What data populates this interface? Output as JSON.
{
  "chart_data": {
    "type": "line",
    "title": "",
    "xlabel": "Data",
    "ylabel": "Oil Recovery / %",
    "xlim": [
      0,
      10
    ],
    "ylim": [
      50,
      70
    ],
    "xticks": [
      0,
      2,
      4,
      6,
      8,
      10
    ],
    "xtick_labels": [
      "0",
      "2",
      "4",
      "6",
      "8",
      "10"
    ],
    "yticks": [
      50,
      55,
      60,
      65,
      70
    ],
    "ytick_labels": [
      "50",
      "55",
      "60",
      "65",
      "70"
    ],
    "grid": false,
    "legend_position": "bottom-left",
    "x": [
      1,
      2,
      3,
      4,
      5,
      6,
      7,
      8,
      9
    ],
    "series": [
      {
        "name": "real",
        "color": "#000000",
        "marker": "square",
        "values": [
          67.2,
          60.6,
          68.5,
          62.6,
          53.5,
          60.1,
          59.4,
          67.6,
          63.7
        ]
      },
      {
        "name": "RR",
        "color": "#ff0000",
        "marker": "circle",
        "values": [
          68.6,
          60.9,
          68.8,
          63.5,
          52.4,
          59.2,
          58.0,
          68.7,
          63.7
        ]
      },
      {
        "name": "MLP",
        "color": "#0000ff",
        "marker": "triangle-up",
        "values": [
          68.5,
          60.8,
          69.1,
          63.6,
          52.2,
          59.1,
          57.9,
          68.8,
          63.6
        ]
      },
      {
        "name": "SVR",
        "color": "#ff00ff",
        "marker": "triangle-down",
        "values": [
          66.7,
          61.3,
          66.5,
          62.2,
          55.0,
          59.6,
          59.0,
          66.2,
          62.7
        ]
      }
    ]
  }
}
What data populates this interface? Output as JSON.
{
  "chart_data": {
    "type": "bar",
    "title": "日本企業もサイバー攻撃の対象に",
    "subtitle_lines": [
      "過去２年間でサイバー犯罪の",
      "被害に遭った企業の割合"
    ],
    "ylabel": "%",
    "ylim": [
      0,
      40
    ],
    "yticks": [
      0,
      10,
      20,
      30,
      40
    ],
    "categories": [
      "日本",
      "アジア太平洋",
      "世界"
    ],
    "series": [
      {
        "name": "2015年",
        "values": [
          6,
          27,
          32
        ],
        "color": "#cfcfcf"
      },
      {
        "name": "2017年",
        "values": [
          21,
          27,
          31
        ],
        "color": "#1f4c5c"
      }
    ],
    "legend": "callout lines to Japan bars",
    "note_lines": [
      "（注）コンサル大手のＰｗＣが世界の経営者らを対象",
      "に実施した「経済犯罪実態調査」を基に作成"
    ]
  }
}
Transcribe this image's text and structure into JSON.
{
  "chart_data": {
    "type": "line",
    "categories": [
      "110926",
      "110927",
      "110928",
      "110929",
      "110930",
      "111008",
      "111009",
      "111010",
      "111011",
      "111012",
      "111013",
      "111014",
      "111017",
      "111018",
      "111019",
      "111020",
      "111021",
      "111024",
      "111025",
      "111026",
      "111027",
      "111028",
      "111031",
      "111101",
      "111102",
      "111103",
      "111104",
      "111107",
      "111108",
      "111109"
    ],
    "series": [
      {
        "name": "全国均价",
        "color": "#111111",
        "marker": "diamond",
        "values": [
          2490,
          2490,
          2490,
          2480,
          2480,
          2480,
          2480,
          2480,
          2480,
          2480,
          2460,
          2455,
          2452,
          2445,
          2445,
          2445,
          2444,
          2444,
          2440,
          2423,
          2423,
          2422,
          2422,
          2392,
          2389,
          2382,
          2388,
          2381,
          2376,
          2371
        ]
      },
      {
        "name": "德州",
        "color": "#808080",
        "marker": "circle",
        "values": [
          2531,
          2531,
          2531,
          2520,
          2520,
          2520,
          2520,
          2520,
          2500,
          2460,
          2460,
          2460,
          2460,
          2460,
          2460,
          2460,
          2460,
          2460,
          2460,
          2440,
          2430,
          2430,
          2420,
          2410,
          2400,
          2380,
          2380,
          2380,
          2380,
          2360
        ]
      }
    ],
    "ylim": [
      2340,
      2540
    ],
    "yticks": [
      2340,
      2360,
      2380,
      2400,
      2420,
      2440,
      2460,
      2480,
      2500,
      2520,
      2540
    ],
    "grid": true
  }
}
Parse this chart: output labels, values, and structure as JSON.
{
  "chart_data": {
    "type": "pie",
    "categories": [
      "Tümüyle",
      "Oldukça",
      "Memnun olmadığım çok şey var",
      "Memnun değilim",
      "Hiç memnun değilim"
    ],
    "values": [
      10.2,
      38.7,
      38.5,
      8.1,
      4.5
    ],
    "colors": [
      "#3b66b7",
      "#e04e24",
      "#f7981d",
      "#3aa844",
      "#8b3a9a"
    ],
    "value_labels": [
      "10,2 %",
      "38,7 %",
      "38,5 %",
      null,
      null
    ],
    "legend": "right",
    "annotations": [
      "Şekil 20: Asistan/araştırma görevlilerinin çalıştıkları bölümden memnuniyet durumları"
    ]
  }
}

EXERCISE AIM –
Reproduce each line from the records that contains the word "structure".

REPLY TO THE TASK –
Transcribe this image's text and structure into JSON.
Parse this chart: output labels, values, and structure as JSON.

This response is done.